— START —

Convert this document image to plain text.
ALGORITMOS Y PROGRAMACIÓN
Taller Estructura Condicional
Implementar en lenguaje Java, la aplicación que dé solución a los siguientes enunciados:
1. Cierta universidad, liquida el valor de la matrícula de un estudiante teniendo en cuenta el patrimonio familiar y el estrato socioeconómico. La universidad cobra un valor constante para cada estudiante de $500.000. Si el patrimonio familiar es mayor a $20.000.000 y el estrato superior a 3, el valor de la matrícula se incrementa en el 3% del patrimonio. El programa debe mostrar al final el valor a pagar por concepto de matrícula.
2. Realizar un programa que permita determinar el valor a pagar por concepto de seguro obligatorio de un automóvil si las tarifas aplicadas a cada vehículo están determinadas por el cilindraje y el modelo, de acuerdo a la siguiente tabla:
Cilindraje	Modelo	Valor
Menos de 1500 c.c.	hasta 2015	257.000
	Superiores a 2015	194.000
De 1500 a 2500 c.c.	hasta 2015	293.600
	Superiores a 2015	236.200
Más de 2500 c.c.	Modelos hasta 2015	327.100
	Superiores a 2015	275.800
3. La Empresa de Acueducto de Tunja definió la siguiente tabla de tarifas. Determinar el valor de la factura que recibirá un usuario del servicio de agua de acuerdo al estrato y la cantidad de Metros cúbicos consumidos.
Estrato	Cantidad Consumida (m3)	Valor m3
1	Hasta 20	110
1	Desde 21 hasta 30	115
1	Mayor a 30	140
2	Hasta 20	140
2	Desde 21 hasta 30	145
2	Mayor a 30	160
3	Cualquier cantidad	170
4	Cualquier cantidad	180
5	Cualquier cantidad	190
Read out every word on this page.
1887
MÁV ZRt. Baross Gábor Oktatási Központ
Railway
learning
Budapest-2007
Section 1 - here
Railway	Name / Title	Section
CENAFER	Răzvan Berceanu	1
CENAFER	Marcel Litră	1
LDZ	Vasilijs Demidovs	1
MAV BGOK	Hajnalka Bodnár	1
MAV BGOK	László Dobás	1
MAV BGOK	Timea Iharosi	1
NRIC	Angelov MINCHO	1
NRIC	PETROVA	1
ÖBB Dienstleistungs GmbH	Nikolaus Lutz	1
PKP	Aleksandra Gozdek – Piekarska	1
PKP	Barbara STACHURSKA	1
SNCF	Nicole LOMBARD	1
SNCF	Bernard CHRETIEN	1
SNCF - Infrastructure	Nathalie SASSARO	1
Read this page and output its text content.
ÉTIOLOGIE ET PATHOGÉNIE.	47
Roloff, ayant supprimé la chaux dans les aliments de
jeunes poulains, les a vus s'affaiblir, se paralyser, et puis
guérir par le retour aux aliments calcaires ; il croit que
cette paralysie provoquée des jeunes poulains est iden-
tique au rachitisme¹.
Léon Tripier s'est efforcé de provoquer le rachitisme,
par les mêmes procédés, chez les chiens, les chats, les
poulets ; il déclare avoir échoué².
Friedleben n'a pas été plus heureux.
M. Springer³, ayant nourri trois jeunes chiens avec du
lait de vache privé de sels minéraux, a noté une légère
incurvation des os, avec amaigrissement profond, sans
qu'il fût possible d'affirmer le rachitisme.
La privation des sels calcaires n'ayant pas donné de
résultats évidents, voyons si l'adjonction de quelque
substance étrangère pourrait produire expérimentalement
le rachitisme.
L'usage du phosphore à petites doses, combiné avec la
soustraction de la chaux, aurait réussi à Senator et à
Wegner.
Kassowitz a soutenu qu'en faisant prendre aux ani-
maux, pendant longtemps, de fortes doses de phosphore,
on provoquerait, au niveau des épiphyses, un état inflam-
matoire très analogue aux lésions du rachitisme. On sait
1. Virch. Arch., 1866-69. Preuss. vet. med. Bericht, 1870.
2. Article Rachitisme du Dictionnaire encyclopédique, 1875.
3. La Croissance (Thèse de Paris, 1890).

— END —

SET TASK →
Your task is to transcribe the listing above in full, exactly as given.

OUTPUT OF THE EXERCISE →
Convert this document image to plain text.
ALGORITMOS Y PROGRAMACIÓN
Taller Estructura Condicional
Implementar en lenguaje Java, la aplicación que dé solución a los siguientes enunciados:
1. Cierta universidad, liquida el valor de la matrícula de un estudiante teniendo en cuenta el patrimonio familiar y el estrato socioeconómico. La universidad cobra un valor constante para cada estudiante de $500.000. Si el patrimonio familiar es mayor a $20.000.000 y el estrato superior a 3, el valor de la matrícula se incrementa en el 3% del patrimonio. El programa debe mostrar al final el valor a pagar por concepto de matrícula.
2. Realizar un programa que permita determinar el valor a pagar por concepto de seguro obligatorio de un automóvil si las tarifas aplicadas a cada vehículo están determinadas por el cilindraje y el modelo, de acuerdo a la siguiente tabla:
Cilindraje	Modelo	Valor
Menos de 1500 c.c.	hasta 2015	257.000
	Superiores a 2015	194.000
De 1500 a 2500 c.c.	hasta 2015	293.600
	Superiores a 2015	236.200
Más de 2500 c.c.	Modelos hasta 2015	327.100
	Superiores a 2015	275.800
3. La Empresa de Acueducto de Tunja definió la siguiente tabla de tarifas. Determinar el valor de la factura que recibirá un usuario del servicio de agua de acuerdo al estrato y la cantidad de Metros cúbicos consumidos.
Estrato	Cantidad Consumida (m3)	Valor m3
1	Hasta 20	110
1	Desde 21 hasta 30	115
1	Mayor a 30	140
2	Hasta 20	140
2	Desde 21 hasta 30	145
2	Mayor a 30	160
3	Cualquier cantidad	170
4	Cualquier cantidad	180
5	Cualquier cantidad	190
Read out every word on this page.
1887
MÁV ZRt. Baross Gábor Oktatási Központ
Railway
learning
Budapest-2007
Section 1 - here
Railway	Name / Title	Section
CENAFER	Răzvan Berceanu	1
CENAFER	Marcel Litră	1
LDZ	Vasilijs Demidovs	1
MAV BGOK	Hajnalka Bodnár	1
MAV BGOK	László Dobás	1
MAV BGOK	Timea Iharosi	1
NRIC	Angelov MINCHO	1
NRIC	PETROVA	1
ÖBB Dienstleistungs GmbH	Nikolaus Lutz	1
PKP	Aleksandra Gozdek – Piekarska	1
PKP	Barbara STACHURSKA	1
SNCF	Nicole LOMBARD	1
SNCF	Bernard CHRETIEN	1
SNCF - Infrastructure	Nathalie SASSARO	1
Read this page and output its text content.
ÉTIOLOGIE ET PATHOGÉNIE.	47
Roloff, ayant supprimé la chaux dans les aliments de
jeunes poulains, les a vus s'affaiblir, se paralyser, et puis
guérir par le retour aux aliments calcaires ; il croit que
cette paralysie provoquée des jeunes poulains est iden-
tique au rachitisme¹.
Léon Tripier s'est efforcé de provoquer le rachitisme,
par les mêmes procédés, chez les chiens, les chats, les
poulets ; il déclare avoir échoué².
Friedleben n'a pas été plus heureux.
M. Springer³, ayant nourri trois jeunes chiens avec du
lait de vache privé de sels minéraux, a noté une légère
incurvation des os, avec amaigrissement profond, sans
qu'il fût possible d'affirmer le rachitisme.
La privation des sels calcaires n'ayant pas donné de
résultats évidents, voyons si l'adjonction de quelque
substance étrangère pourrait produire expérimentalement
le rachitisme.
L'usage du phosphore à petites doses, combiné avec la
soustraction de la chaux, aurait réussi à Senator et à
Wegner.
Kassowitz a soutenu qu'en faisant prendre aux ani-
maux, pendant longtemps, de fortes doses de phosphore,
on provoquerait, au niveau des épiphyses, un état inflam-
matoire très analogue aux lésions du rachitisme. On sait
1. Virch. Arch., 1866-69. Preuss. vet. med. Bericht, 1870.
2. Article Rachitisme du Dictionnaire encyclopédique, 1875.
3. La Croissance (Thèse de Paris, 1890).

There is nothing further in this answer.